--- Given data ---
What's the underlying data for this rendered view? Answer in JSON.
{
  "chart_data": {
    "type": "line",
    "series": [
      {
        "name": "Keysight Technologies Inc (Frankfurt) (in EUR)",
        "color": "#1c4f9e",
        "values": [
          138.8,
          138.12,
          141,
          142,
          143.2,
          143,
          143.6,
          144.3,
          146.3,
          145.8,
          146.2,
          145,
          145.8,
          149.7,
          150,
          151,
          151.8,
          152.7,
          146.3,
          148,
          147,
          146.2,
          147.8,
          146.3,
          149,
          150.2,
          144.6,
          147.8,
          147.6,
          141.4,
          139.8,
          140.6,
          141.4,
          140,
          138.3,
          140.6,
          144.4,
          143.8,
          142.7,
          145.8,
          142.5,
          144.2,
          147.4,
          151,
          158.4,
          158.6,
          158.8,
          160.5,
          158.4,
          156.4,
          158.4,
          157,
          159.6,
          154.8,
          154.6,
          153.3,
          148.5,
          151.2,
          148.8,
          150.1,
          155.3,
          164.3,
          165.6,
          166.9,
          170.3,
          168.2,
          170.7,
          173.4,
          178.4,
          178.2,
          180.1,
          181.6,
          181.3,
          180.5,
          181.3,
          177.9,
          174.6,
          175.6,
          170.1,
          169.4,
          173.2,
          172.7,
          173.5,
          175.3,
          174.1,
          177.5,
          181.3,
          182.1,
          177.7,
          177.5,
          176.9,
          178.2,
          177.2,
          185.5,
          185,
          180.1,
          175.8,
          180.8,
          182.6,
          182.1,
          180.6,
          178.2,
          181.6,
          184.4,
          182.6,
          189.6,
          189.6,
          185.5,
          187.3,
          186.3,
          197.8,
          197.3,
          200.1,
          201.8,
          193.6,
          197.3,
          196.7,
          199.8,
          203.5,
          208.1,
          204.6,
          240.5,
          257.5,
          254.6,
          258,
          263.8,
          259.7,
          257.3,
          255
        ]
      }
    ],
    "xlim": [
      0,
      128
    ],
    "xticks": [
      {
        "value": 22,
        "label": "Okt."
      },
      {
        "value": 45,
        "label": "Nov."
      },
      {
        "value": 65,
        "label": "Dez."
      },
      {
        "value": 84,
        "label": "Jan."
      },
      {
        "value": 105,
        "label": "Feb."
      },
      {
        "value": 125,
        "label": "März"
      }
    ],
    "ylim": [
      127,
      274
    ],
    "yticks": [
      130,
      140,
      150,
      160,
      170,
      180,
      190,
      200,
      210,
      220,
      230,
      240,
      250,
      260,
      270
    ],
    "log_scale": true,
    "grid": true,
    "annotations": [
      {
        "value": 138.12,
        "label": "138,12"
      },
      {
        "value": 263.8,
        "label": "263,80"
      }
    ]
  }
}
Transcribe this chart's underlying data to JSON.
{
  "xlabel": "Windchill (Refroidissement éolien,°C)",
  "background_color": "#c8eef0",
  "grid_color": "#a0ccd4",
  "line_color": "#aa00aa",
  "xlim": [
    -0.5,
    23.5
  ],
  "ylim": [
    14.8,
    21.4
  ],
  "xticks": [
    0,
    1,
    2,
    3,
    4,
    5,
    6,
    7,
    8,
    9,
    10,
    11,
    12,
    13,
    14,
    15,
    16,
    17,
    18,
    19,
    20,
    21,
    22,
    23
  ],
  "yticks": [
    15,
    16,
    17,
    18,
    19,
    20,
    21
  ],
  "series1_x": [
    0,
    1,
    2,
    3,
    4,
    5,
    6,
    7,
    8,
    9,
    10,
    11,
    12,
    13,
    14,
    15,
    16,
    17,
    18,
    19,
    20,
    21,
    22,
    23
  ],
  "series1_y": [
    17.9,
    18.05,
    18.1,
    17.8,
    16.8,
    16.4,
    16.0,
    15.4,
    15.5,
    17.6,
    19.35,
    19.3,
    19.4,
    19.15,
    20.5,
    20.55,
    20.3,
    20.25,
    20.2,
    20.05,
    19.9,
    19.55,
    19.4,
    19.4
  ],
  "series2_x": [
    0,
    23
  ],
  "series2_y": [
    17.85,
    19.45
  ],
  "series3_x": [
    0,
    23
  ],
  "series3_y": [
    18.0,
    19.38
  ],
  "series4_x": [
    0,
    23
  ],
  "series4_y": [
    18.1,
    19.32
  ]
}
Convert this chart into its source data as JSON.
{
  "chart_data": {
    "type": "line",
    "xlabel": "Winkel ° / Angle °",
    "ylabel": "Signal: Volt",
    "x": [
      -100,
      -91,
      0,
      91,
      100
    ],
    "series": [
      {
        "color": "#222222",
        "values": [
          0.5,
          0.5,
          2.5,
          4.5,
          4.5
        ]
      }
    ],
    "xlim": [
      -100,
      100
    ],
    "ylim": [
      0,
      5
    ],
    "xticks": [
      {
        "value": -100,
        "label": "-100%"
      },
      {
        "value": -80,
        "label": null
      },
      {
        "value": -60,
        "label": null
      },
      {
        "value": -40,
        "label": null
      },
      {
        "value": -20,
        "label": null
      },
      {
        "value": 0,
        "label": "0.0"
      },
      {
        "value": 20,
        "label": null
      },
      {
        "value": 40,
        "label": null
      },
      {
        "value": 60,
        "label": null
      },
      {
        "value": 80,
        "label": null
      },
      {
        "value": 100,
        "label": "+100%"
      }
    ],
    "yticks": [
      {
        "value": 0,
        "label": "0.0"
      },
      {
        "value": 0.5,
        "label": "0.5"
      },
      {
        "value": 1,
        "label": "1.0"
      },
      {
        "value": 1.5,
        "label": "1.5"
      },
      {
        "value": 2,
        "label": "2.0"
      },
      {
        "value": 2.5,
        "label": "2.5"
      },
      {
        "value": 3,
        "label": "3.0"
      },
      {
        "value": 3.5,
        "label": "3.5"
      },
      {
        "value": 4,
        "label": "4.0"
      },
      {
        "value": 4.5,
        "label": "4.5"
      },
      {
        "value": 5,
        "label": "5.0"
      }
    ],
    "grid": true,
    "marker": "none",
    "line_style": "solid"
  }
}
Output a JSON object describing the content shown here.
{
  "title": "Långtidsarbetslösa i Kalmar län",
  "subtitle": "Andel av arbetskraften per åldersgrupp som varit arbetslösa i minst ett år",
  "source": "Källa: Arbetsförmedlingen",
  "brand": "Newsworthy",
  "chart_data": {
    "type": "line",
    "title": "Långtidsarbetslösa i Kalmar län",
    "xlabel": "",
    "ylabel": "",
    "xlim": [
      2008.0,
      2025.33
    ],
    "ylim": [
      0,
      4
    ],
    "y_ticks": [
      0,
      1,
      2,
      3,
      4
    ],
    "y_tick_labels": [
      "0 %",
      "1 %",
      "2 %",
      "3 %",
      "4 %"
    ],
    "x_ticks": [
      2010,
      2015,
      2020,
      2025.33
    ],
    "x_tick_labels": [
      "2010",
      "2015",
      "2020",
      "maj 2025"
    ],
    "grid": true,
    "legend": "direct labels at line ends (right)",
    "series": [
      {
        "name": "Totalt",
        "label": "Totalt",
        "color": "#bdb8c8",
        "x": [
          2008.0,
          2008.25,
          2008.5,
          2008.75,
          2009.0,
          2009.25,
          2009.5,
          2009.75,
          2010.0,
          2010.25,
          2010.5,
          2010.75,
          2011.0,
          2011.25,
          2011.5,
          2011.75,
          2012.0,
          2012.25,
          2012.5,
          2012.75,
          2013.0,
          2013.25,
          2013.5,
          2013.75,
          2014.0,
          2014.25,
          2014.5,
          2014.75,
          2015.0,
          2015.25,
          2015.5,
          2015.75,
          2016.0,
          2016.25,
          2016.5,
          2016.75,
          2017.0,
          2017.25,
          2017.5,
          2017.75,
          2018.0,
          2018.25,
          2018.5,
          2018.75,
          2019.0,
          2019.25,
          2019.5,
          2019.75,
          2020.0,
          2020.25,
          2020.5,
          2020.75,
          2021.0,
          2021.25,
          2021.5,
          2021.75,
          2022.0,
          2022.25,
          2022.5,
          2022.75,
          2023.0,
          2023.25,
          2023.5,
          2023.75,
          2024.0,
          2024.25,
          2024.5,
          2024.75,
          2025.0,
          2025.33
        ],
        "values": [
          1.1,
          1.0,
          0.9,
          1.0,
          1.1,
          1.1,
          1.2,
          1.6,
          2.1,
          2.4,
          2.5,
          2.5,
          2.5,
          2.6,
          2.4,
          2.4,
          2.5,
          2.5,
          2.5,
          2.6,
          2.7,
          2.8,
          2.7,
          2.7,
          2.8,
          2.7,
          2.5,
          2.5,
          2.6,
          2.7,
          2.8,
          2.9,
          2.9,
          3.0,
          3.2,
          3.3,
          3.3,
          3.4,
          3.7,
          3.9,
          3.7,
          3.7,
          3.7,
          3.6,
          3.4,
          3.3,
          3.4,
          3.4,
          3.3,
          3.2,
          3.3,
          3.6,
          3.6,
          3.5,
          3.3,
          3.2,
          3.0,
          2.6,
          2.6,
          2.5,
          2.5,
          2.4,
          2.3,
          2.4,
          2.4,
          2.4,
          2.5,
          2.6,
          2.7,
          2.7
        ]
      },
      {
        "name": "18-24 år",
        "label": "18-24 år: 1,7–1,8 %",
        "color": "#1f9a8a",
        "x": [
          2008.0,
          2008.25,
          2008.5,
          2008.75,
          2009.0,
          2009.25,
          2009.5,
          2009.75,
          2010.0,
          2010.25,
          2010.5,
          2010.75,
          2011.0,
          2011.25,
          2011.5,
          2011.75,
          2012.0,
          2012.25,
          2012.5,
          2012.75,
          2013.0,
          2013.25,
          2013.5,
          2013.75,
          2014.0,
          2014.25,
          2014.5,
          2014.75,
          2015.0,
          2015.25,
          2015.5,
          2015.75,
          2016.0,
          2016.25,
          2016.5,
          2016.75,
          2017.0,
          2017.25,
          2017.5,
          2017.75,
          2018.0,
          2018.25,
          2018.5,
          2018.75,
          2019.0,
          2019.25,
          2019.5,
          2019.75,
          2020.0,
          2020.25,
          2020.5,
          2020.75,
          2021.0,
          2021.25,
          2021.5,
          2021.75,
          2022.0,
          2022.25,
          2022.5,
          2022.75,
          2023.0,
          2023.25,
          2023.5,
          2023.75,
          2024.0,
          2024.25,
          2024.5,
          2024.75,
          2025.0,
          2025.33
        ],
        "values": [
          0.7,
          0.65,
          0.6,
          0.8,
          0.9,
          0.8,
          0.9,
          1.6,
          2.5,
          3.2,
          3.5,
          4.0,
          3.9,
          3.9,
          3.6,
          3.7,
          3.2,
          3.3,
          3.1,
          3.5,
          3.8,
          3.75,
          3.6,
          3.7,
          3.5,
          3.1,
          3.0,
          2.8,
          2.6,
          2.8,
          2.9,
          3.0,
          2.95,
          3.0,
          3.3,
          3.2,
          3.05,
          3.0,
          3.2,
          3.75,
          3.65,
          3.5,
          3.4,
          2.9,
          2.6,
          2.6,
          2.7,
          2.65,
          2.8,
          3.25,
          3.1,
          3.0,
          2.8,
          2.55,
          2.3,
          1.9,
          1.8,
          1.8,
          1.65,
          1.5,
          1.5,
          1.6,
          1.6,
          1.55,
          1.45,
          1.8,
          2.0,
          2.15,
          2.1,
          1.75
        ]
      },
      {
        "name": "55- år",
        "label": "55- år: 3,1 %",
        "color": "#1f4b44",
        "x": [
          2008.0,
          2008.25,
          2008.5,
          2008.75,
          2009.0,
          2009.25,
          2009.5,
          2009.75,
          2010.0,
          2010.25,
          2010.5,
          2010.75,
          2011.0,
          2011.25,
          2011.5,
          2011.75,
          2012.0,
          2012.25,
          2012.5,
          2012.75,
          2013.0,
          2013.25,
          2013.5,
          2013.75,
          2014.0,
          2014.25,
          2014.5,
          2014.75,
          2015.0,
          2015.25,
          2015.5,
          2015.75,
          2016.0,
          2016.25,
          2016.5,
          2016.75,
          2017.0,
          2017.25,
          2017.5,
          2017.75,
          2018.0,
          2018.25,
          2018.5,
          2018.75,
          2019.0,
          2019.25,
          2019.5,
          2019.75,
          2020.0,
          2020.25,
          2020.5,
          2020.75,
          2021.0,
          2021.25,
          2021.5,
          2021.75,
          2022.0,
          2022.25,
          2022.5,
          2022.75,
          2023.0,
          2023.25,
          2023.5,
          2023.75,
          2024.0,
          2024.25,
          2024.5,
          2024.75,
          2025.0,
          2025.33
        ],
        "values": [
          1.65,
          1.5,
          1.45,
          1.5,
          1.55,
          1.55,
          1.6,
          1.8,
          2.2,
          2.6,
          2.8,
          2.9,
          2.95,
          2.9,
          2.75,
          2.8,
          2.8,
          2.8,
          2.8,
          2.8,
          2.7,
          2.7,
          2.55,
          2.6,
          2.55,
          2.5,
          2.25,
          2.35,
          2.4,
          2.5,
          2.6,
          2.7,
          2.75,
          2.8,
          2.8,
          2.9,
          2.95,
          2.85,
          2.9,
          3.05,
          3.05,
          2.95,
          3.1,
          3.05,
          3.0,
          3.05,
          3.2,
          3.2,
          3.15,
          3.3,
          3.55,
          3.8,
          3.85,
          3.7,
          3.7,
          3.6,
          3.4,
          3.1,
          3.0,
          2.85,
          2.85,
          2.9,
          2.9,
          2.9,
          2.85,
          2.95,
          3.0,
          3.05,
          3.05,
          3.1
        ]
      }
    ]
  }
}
---
* _Exercise details_: Copy out each line of the data containing the string "source".

* _Written response_:
Convert this chart into its source data as JSON.
  "source": "Källa: Arbetsförmedlingen",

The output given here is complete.